§ What is asked:
Search the data for the word "from". Reproduce every line where it is found.

──────── Input for this task

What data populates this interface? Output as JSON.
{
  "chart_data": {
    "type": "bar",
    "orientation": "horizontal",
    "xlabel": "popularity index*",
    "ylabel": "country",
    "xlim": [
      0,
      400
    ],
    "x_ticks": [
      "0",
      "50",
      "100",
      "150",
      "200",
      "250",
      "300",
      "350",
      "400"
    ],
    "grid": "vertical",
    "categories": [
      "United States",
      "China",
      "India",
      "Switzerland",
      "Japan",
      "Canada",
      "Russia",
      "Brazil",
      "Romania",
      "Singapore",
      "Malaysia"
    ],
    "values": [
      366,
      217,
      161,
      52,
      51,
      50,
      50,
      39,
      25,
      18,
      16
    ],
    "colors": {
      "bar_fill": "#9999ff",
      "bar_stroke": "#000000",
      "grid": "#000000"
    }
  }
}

────────────────
──────── Input for this task

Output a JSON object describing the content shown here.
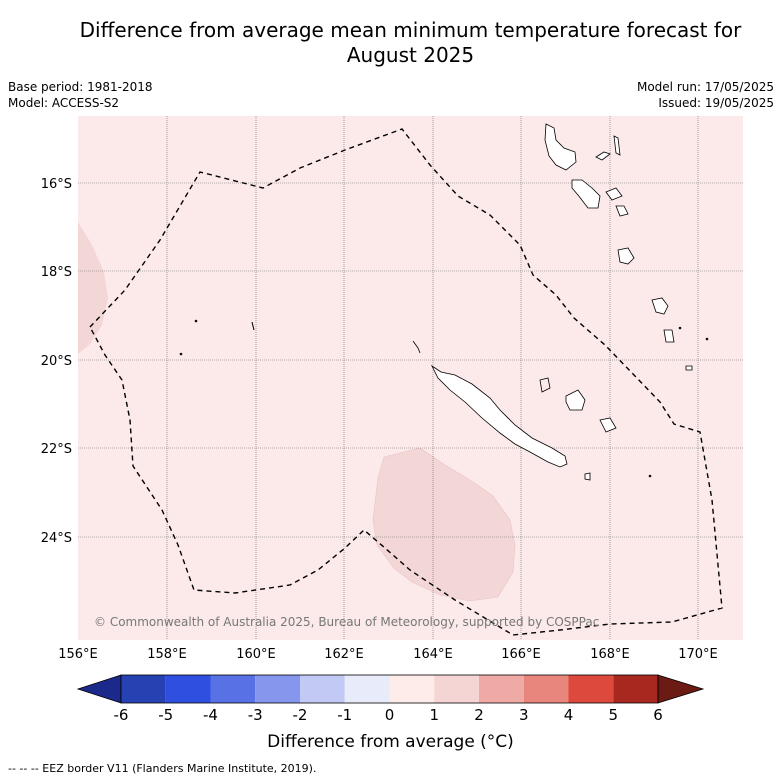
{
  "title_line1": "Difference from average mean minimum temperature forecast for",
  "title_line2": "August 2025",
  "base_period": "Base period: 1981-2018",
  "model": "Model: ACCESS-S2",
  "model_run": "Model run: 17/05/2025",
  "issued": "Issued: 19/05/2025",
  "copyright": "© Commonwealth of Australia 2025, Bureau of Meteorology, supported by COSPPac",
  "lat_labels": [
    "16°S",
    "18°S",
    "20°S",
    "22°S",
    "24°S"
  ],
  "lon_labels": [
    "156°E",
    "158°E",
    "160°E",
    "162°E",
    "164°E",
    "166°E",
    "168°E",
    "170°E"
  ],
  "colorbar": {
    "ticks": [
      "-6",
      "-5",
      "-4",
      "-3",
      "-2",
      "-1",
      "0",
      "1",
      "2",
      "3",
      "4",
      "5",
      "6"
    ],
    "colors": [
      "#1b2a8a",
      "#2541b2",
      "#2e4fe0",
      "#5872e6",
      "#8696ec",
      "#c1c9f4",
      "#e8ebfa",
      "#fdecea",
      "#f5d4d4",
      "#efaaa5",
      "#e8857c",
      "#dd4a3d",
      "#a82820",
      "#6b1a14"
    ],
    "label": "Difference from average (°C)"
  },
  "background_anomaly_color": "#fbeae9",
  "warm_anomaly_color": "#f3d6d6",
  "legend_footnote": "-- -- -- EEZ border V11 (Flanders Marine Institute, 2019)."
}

────────────────

§ Response to the task:
  "title_line1": "Difference from average mean minimum temperature forecast for",
    "label": "Difference from average (°C)"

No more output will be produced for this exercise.